“Now that’s a name I’ve not heard in a long time”

A fairly famous scene from a fairly famous movie that I have long loved:

What I particularly love about this scene comes at the point where Luke asks about “Obi-Wan Kenobi” (at 3:15 on the video above). There’s a beautiful synergy between Alec Guinness’ facial reaction (before he says any lines), the way the soundtrack kicks in, and even the way the camera moves ever so slightly out and up, suggesting the impact on Obi-Wan of hearing that name. The soundtrack at this point is wonderful, suggesting (to my ears at least) an air of something both exciting and mysterious. Even as a child, I knew this moment was special.

This scene does a great job of helping to evoke the existence of a wider universe (something the original Star Wars in general is great at, hinting at a much wider universe than it’s telling us about). But more importantly, it gives the right feel and weight to this moment, because this is the point at which something mythic kicks in. Sure, exciting stuff has happened (the opening, the Droids escape and so on), but this is the point at which the story isn’t just about a Galactic Empire and political rebels, but the force, the Jedi and everything else enters the story. And this is the point that Luke himself receives his “call to adventure”.
++++
WHAT YOU NEED TO DO
[A] Rewrite the rows from the line with "x-tick-label: 20 — [969, 1275, 1021, 1328]" up to and including the line with "x-tick-label: 30 — [1271, 1275, 1323, 1328]", replacing "series-line" with "plot-line" and keeping everything else the same.
[B] Extend the post on the Obi-Wan Kenobi scene, picking up after its final sentence.
++++
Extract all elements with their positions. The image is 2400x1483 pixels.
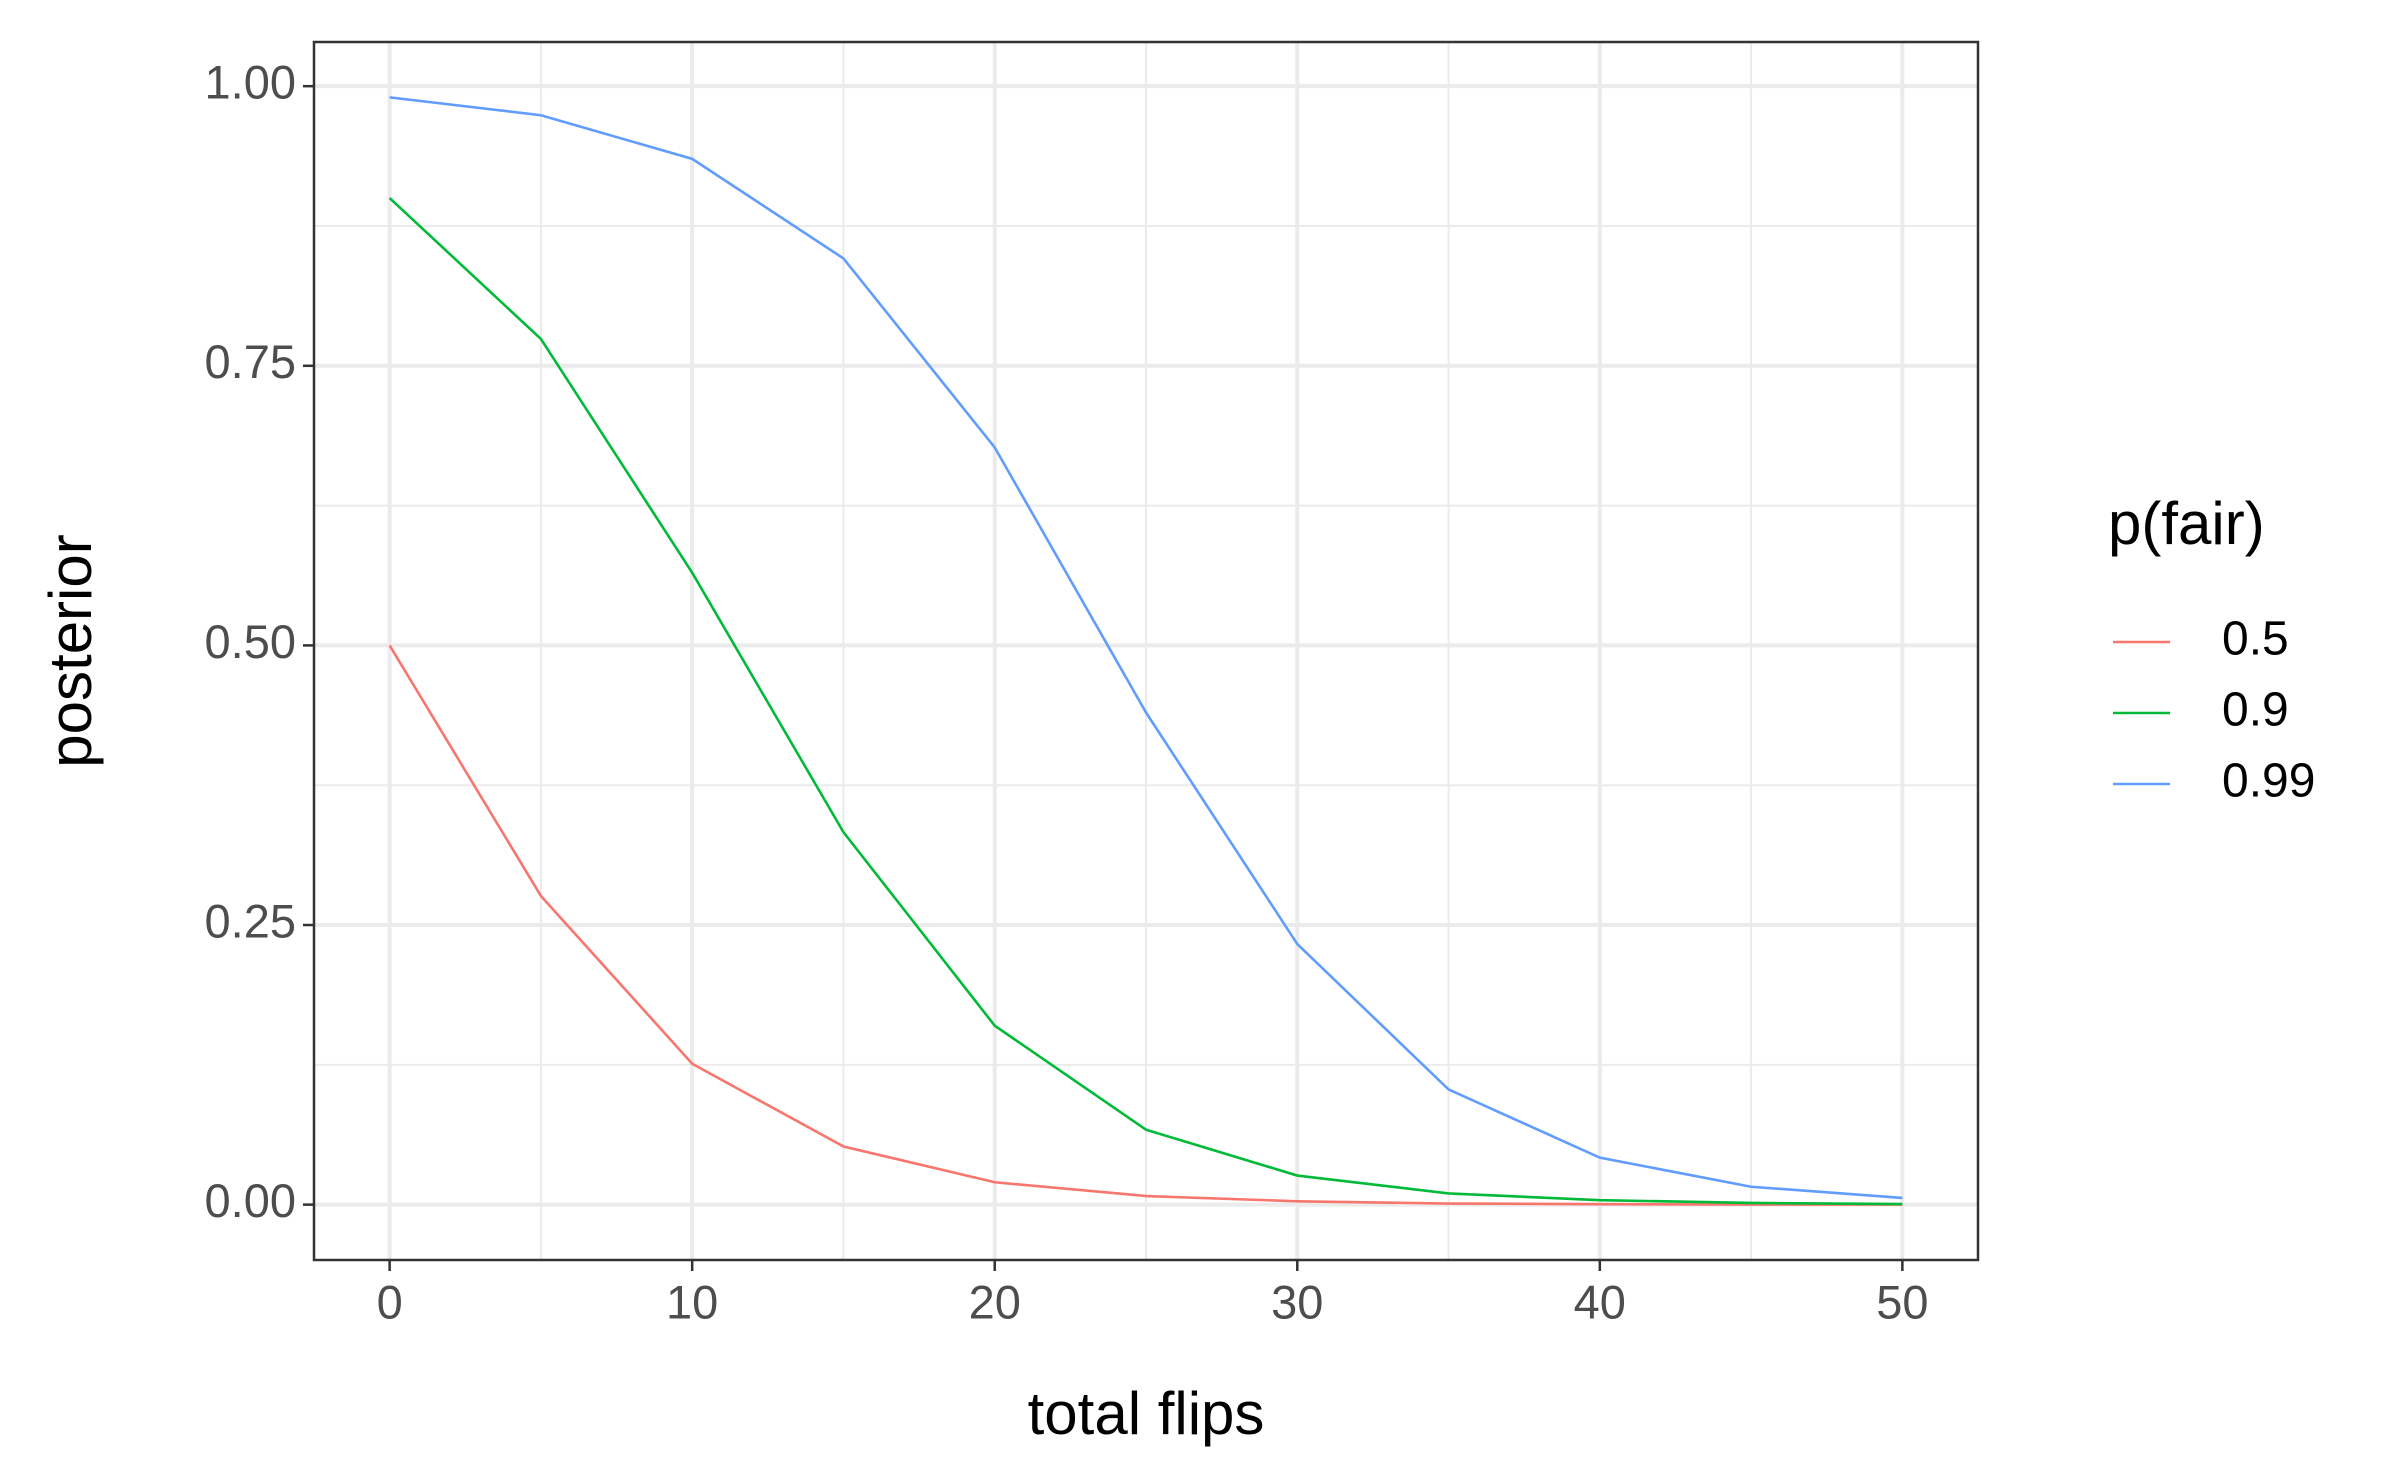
x-tick-label: 20 — [969, 1275, 1021, 1328]
legend-label: 0.99 — [2222, 755, 2315, 808]
x-tick-label: 50 — [1876, 1275, 1928, 1328]
legend-label: 0.9 — [2222, 684, 2289, 737]
x-axis-title: total flips — [1028, 1380, 1265, 1447]
y-tick-label: 0.50 — [205, 615, 296, 668]
series-line — [389, 96, 1903, 1200]
series-line — [388, 644, 1903, 1206]
legend-title: p(fair) — [2108, 490, 2265, 557]
legend-label: 0.5 — [2222, 613, 2289, 666]
x-tick-label: 40 — [1574, 1275, 1626, 1328]
y-tick-label: 0.00 — [205, 1174, 296, 1227]
series-line — [388, 197, 1903, 1206]
panel-border — [312, 40, 1980, 1262]
y-tick-label: 0.25 — [205, 894, 296, 947]
y-axis-title: posterior — [37, 534, 104, 767]
x-tick-label: 30 — [1271, 1275, 1323, 1328]
x-tick-label: 0 — [377, 1275, 403, 1328]
y-tick-label: 1.00 — [205, 56, 296, 109]
y-tick-label: 0.75 — [205, 335, 296, 388]
x-tick-label: 10 — [666, 1275, 718, 1328]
++++
SET OF ANSWERS
[A]
x-tick-label: 20 — [969, 1275, 1021, 1328]
legend-label: 0.99 — [2222, 755, 2315, 808]
x-tick-label: 50 — [1876, 1275, 1928, 1328]
legend-label: 0.9 — [2222, 684, 2289, 737]
x-axis-title: total flips — [1028, 1380, 1265, 1447]
y-tick-label: 0.50 — [205, 615, 296, 668]
plot-line — [389, 96, 1903, 1200]
plot-line — [388, 644, 1903, 1206]
legend-title: p(fair) — [2108, 490, 2265, 557]
legend-label: 0.5 — [2222, 613, 2289, 666]
x-tick-label: 40 — [1574, 1275, 1626, 1328]
y-tick-label: 0.00 — [205, 1174, 296, 1227]
plot-line — [388, 197, 1903, 1206]
panel-border — [312, 40, 1980, 1262]
y-tick-label: 0.25 — [205, 894, 296, 947]
y-axis-title: posterior — [37, 534, 104, 767]
x-tick-label: 30 — [1271, 1275, 1323, 1328]

[B]
It’s no secret that Star Wars has heavy overlap and was likely directly influenced by Joseph Campbell’s ideas of the monomyth or “Hero’s Journey”. In this schema, the “call to adventure” is precisely the point at which the hero learns (often via a wise mentor) of something beyond their mundane world and is summoned to act in this new realm. The call is often refused at first (as indeed Luke tries to too), but once that call is accepted, there is no going back to that former world. And – while there is more to come right after this scene, including Obi-Wan telling Luke the truth (“from a certain point of view”) about his father and presenting him with his lightsaber, this little scene manages to capture the atmosphere of such a moment, the point at which Luke learns of a new, mysterious world and begins his hero’s journey. It’s a fantastic moment that continues to stand out.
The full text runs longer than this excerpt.